▶ TEXT PASSAGE:
Lecture 9

project will be published soon and due end of next week

will be small and will be asked to do similar things to in class
however, please try to type stuff ourselves - don't just copy, understand how class code works and create code from it
- most techniques will be the same, but don't copy/paste
will be asked to write a function and do some measurements
- will take an array of numbers
- function replaces every number with the next prime number greater than or equal to it
- example: [4, 3, 8, 5, 20] should go to [5, 3, 11, 5, 23]
- may start thinking about smart approaches, but advice - don't be smart
  - e.g., don't try to memoize prime numbers - want to have a lot of computational work, compute them every time from the ground up
  - may write function isPrime (don't use C++'s built-in function)
  - the idea is to do parallelization similar to what we've done before, where different portions of the array are done by different threads
    - difference is to try to have workload be more intense, so we can see the difference that we weren't able to see in class because the example work was too simple
  - if benefits do not show performance benefit, not end of the world - not necessarily looking for specific performance benefit
    - main purpose is to practice tools and do some measurements
reminder: when doing parallel programming, try to avoid race conditions
- the vector that we use is guaranteed to be shared between multiple threads
- may ask self: can we modify vector simultaneously from multiple threads?
  - vector is shared among multiple threads
  - however, each piece of the vector is handled by different threads
  - since different portions are being modified, it's ok
  - kind of goes against intuition at surface level but we never deal simultaneously with the same piece of the shared vector
  - may be asked to (inefficiently) synchronize access to vector across threads just to gain experience with it

cache

last time, discussed memory and memory speed

slow in terms of both latency and throughput
- latency: takes many more cycles to get data from memory than from registers
- throughput: memory bus may be limited in amount of data that can flow through at a time

to limit latency, can use cache:

device that increases the average speed of cpu/ram interaction
small and fast memory unit that stores recently used pieces of data
idea:
- cpu wants to get a piece of data, sends request to ram memory
  - (this is what CPU imagines)
- in reality, cpu is connected, to cache, and cache is connected to ram
- when cpu asks for data from that address, cache checks whether it has it
  - if has it, it is a cache hit - no ram memory reading, immediately returns to cpu the data from the required address (fast)
  - if it does not, it is a cache miss - has to read memory, finds piece of data at the address, and copies the piece of data into the cache, and delivers to the cpu (slow)
- programs:
  - tend to deal with the same areas of ram memory and same values for some time
  - often performs multiple actions with same piece of data
  - often move to next location in memory
  - if something like this happens, value is typically already in cache: "cache locality"/"spatial locality"
- different types of cache misses
  - code miss, conflict miss, etc.

▶ STORED ROWS:
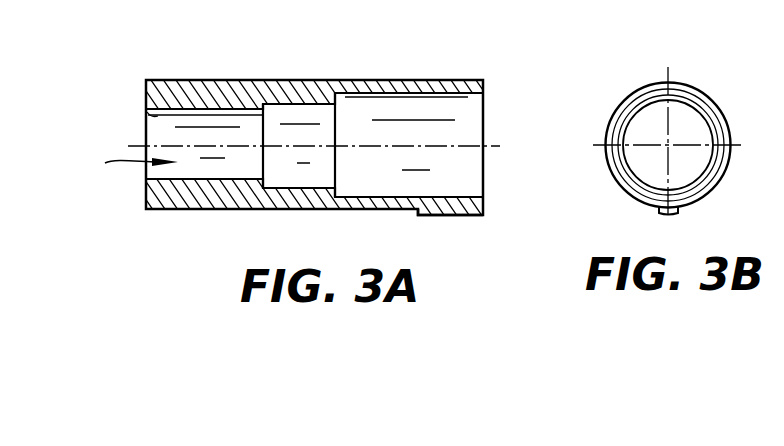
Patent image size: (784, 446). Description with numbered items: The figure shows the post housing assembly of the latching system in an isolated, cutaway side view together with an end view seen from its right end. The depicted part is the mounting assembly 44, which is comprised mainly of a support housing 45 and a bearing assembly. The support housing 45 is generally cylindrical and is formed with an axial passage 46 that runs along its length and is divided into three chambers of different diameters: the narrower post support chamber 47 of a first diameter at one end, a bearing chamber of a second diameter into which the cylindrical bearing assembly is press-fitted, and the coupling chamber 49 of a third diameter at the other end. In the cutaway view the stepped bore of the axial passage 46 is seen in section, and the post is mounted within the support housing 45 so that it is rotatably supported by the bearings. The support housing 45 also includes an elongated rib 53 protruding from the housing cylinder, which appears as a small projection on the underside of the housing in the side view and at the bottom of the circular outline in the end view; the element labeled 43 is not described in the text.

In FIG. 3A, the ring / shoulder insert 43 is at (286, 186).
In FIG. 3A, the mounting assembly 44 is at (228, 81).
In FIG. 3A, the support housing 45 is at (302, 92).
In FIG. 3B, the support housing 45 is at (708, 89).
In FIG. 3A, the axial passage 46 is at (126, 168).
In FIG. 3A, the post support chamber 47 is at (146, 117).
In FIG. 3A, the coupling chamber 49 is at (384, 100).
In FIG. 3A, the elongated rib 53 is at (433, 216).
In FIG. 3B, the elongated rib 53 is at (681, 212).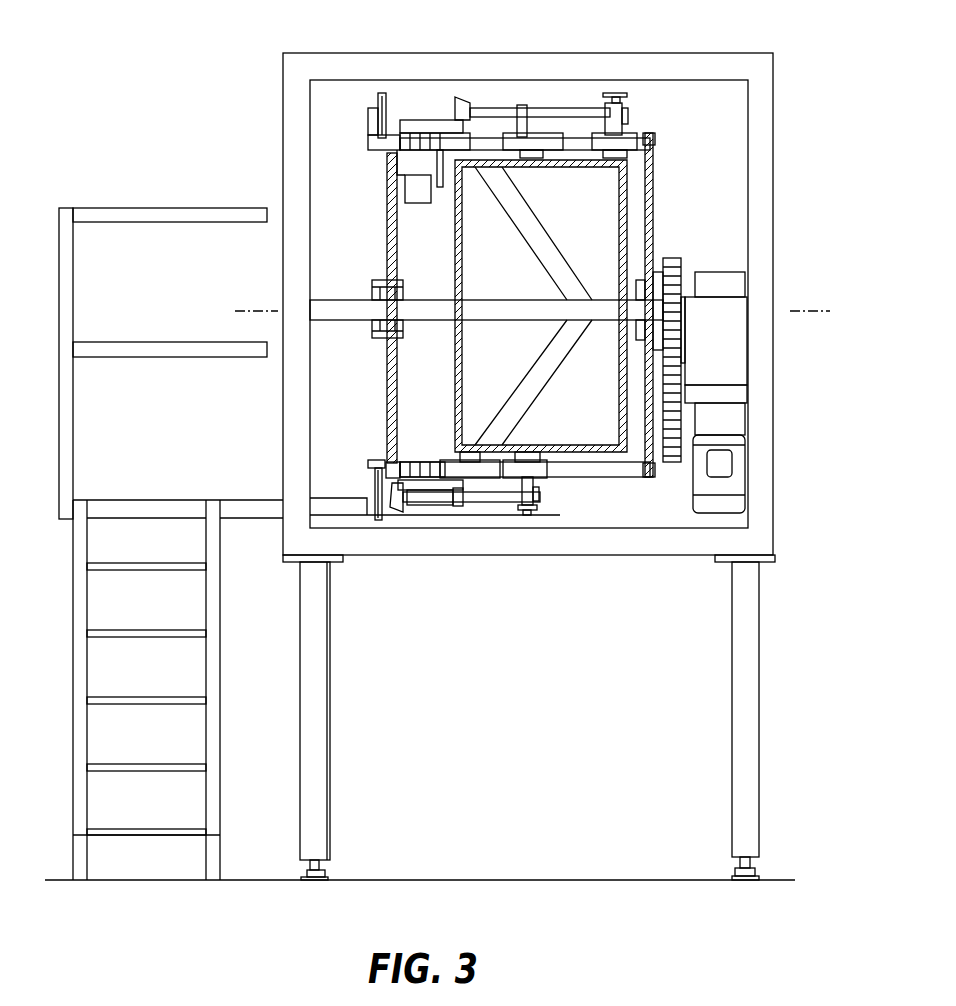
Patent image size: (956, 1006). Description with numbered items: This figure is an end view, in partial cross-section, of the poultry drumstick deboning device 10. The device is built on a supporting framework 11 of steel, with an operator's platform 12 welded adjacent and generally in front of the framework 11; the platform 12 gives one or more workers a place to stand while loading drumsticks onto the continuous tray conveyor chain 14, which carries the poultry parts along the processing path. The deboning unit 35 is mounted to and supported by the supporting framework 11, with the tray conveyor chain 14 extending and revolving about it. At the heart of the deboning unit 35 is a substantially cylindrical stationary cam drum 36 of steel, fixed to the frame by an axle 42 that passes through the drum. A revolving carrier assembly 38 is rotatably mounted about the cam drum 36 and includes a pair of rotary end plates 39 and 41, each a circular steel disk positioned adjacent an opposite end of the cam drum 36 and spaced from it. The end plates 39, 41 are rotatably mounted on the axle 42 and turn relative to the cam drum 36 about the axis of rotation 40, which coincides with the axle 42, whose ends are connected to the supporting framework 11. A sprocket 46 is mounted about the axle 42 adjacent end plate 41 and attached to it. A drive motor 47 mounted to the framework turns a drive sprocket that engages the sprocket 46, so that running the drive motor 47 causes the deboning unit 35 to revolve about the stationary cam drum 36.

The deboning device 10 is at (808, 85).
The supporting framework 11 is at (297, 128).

▶ TASKS TO CARRY OUT:
1) Can you write out the lecture notes on parallelism and cache word for word, starting with "to limit latency, can" and going on through "required address (fast)"?
2) How would the lecture notes on parallelism and cache go on? Write what comes next, picking up after their final line.
The records were drawn from a separate source.

▶ RESPONSES TO THE TASKS:
1)
to limit latency, can use cache:

device that increases the average speed of cpu/ram interaction
small and fast memory unit that stores recently used pieces of data
idea:
- cpu wants to get a piece of data, sends request to ram memory
  - (this is what CPU imagines)
- in reality, cpu is connected, to cache, and cache is connected to ram
- when cpu asks for data from that address, cache checks whether it has it
  - if has it, it is a cache hit - no ram memory reading, immediately returns to cpu the data from the required address (fast)

2)
  - however, meaning is the same - something we want is not in cache for one reason or another
- when we read data from ram, typically we actually read a larger block at a time
  - something like 64 bytes, called a cache line or cache block
  - ask for memory at some address, but cache actually receives neighbors as well
    - oses/programs may try to align on cache line boundaries
- sample numbers for cache hits vs. misses:
  - full cache miss: 200 cycles
  - cache hit in L1 cache: 3 cycles
- example: on computer, create 2d array, 1000x1000 elements, then sum all elements
  - will end up with nested loop
  - can do things in a natural way, summing elements row by row
  - or could do things in an unconventional way, column by column
  - amount of operations will be the same, but unnatural way will be slower due to cache misses, e.g. 5x difference

caches can be multilevel:

instead of one cache device, have multiple of them
torn between two extremes:
- want larger caches - larger cache means higher hit rate - will need to throw things out less frequently
- however, larger caches are slower - searching takes longer
so, have a large (slow) cache, make a smaller cache (that will be fast), and then have cpu
- cpu interacts with smaller/faster cache. if it's a miss in the small cache, consult larger/slower cache
- sometimes, may even have 3-level cache, where the smallest level can be split into two caches - one for data and one for instructions
  - instruction cache is connected to instruction fetching unit, and data cache is connected to memory operations component of cpu that orders loads and stores
- levels of cache: L3 (slowest), L2 (faster), L1 (fastest)

how does this differ for multi-core cpus?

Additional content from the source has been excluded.